The Sapelo climate is temperate to subtropical; temperatures range from an average high of 90°F (32° C) in summer to 50°F (10° C) in winter. Freezing is rare. Rainfall is about 50 inches (127 centimeters) a year, with the majority of precipitation during the May–September hurricane season. Despite the impact of Hurricane Matthew on October 8, 2016, hurricanes rarely affect the Georgia coast. The worst was in 1898, and directly impacted Sapelo and its companion, Blackbeard Island, to the northeast. Until the 1898 hurricane hit, Blackbeard hosted a US Marine Hospital yellow-fever quarantine station, which was damaged heavily by the storm; it reopened, only to close in 1909 with the development of yellow-fever vaccines.

PROBLEM TO SOLVE:
Using the Sapelo climate text, explain why the yellow-fever quarantine station on Blackbeard Island closed in 1909.

Data for detecting document layout:
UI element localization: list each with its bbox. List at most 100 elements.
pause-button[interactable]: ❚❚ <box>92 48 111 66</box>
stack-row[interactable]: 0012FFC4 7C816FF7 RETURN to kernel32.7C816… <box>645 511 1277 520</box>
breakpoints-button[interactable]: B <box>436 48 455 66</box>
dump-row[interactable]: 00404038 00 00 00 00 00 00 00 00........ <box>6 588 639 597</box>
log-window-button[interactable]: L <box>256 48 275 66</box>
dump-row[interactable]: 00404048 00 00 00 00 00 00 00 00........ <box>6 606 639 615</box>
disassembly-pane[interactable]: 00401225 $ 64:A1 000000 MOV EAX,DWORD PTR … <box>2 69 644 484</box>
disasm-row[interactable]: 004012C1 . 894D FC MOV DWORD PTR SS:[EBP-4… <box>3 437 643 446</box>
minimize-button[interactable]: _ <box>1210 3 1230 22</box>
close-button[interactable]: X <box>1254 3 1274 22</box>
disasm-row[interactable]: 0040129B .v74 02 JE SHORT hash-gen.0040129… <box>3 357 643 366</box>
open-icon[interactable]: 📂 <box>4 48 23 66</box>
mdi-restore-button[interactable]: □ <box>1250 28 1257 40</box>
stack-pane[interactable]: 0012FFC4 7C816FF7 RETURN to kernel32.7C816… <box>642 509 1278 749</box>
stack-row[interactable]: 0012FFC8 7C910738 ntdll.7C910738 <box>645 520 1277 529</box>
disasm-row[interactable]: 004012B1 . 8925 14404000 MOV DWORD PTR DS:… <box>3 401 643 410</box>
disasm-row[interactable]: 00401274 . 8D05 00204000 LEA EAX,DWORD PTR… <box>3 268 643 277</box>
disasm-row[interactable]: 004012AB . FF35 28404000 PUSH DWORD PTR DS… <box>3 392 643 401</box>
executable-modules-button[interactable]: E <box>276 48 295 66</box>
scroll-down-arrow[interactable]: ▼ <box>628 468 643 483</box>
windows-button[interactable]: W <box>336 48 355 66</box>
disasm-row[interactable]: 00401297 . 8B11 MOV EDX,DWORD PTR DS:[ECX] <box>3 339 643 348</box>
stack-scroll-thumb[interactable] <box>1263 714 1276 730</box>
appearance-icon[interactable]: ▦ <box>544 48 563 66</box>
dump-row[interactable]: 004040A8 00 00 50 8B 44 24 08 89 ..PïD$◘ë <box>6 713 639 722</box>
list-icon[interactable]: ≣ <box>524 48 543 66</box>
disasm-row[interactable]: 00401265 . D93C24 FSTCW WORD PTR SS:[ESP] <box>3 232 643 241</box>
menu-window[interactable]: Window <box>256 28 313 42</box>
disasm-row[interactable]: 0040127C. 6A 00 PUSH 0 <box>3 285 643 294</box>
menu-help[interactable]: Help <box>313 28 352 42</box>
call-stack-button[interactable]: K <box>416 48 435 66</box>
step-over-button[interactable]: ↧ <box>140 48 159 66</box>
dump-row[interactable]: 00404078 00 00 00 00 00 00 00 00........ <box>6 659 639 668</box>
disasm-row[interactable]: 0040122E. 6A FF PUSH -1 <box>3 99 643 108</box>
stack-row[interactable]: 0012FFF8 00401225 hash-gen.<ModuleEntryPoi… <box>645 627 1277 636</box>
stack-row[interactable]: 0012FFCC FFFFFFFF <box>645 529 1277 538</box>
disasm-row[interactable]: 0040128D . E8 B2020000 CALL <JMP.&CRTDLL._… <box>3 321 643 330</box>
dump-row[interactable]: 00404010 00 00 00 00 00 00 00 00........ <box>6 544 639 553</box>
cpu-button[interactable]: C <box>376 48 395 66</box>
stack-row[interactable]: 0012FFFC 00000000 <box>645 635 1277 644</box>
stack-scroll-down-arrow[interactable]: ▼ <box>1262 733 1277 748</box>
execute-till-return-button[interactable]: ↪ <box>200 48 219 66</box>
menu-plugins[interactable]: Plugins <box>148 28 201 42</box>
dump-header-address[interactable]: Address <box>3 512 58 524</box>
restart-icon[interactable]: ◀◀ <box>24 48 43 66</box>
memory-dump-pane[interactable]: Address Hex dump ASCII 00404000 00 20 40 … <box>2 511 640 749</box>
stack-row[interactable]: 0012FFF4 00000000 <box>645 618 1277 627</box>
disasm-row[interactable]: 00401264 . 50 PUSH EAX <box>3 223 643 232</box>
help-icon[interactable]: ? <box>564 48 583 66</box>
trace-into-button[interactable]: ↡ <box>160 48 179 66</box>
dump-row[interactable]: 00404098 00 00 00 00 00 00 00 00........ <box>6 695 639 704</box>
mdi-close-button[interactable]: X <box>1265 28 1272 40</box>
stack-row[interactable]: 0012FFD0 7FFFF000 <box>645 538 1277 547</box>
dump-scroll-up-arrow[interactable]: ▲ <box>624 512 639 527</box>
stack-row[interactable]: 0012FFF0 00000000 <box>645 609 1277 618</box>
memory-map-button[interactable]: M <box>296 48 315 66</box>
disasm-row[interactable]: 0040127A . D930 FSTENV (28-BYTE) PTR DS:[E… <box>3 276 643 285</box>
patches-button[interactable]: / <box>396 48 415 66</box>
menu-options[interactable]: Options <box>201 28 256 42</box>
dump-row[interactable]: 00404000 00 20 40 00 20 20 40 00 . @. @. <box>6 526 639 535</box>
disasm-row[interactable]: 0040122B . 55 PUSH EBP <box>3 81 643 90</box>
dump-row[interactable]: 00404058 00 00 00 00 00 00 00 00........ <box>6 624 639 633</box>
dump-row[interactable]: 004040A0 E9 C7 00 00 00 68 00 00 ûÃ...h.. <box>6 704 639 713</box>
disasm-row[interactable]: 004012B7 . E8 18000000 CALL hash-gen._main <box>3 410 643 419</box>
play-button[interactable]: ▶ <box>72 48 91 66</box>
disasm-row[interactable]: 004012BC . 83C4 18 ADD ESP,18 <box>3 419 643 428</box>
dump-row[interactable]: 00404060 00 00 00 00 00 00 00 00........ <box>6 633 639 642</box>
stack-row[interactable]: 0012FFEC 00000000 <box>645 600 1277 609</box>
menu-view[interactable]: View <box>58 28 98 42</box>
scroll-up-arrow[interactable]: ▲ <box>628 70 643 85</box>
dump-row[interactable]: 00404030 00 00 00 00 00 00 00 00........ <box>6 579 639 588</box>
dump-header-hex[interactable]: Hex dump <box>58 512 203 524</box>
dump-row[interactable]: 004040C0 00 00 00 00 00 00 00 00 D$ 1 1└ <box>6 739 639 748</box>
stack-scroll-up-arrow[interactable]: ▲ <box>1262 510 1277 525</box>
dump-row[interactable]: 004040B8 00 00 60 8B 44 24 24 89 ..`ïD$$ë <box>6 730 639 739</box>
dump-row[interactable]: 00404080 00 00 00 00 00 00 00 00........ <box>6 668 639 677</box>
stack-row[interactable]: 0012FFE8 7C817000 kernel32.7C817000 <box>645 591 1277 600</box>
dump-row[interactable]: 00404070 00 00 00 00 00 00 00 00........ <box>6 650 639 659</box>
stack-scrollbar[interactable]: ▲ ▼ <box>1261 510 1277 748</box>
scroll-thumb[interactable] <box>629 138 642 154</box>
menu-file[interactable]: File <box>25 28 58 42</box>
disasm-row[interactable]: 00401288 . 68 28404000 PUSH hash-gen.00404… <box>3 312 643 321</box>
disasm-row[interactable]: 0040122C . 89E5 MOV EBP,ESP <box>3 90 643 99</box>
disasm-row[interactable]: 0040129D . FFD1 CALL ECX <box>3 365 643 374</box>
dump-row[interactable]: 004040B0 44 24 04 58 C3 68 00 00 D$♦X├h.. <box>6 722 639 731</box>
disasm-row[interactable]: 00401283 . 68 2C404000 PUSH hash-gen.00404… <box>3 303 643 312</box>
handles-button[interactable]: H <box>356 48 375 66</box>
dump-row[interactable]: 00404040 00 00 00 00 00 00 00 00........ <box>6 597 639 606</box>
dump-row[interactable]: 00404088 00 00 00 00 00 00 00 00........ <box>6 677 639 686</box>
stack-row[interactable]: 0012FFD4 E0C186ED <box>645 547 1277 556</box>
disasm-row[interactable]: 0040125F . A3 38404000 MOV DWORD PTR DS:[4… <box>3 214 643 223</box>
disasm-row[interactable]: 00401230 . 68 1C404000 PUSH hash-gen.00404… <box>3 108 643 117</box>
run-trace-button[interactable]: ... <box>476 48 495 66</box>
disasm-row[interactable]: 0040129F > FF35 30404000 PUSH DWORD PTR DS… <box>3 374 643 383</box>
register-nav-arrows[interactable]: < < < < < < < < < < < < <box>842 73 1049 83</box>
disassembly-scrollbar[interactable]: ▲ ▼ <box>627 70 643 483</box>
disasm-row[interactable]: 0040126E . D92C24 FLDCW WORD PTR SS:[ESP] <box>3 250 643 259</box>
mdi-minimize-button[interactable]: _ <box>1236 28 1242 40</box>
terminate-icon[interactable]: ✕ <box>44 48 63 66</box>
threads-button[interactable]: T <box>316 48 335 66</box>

ANSWER AREA:
The station closed in 1909 because yellow-fever vaccines had been developed. It had been heavily damaged by the 1898 hurricane and reopened before that final closing.